* [EXERCISE AIM]
Do any lines in the data below contain "BEACHTUNG"? If so, copy every one of them.

* [PROVIDED MATERIAL]

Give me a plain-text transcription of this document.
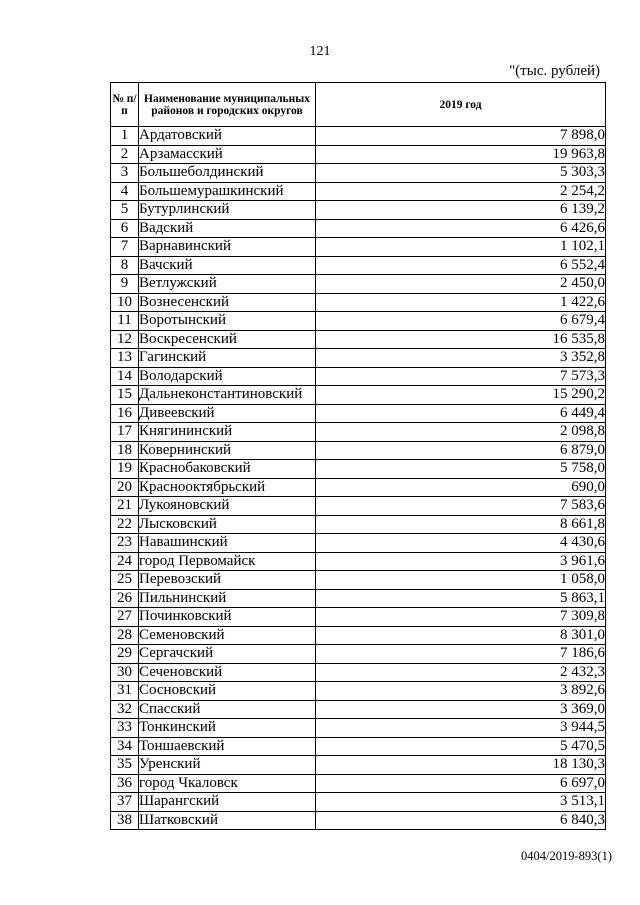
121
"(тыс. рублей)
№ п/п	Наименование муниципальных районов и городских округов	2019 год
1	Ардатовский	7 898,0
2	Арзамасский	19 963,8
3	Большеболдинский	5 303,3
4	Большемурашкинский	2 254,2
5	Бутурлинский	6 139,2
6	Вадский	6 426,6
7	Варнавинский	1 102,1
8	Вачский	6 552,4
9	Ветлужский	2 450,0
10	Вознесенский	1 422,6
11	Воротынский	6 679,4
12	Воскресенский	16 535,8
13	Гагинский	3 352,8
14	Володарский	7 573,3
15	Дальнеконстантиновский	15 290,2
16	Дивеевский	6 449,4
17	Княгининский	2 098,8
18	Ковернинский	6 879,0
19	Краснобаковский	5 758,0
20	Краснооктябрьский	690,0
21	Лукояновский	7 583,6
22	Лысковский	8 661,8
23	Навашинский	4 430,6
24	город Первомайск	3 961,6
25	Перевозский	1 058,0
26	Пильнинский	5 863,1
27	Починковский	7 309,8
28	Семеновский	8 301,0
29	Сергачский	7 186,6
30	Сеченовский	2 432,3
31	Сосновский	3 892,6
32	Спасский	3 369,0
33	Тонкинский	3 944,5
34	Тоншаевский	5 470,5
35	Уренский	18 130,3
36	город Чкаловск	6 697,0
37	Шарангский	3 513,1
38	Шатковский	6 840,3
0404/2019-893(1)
* * *
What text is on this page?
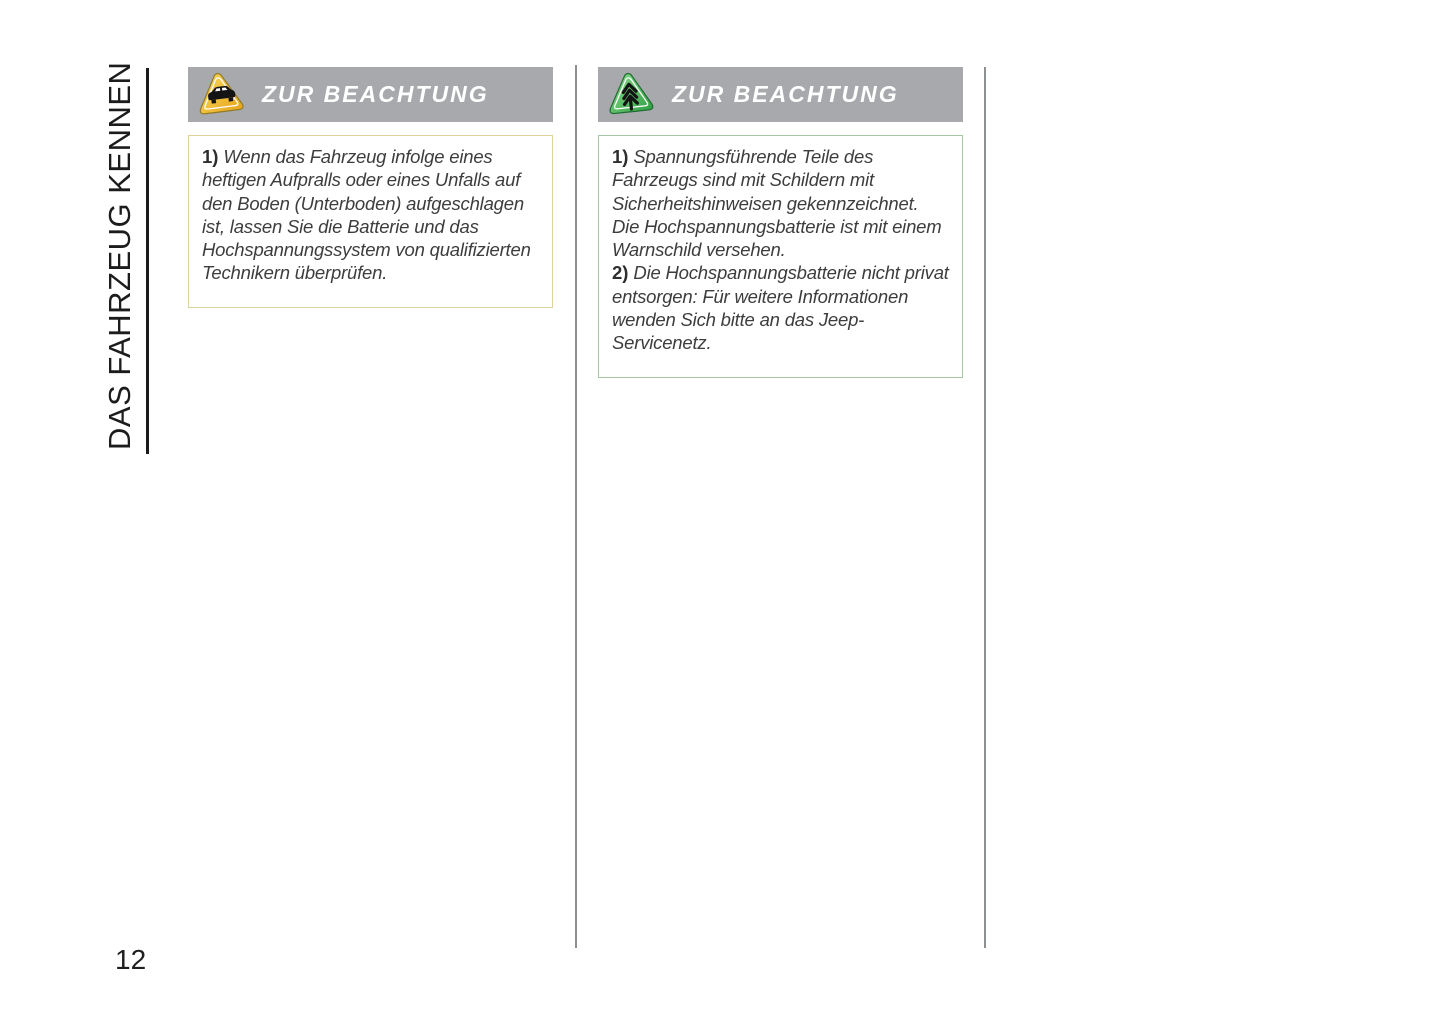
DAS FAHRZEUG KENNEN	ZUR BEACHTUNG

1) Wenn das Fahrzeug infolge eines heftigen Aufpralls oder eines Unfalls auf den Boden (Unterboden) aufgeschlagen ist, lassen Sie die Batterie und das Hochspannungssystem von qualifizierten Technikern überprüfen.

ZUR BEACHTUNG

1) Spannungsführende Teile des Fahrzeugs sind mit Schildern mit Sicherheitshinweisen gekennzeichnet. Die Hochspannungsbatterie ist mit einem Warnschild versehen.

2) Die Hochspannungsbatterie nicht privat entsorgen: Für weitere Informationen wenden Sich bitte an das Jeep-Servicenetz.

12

* [WRITTEN ANSWER]
DAS FAHRZEUG KENNEN	ZUR BEACHTUNG
ZUR BEACHTUNG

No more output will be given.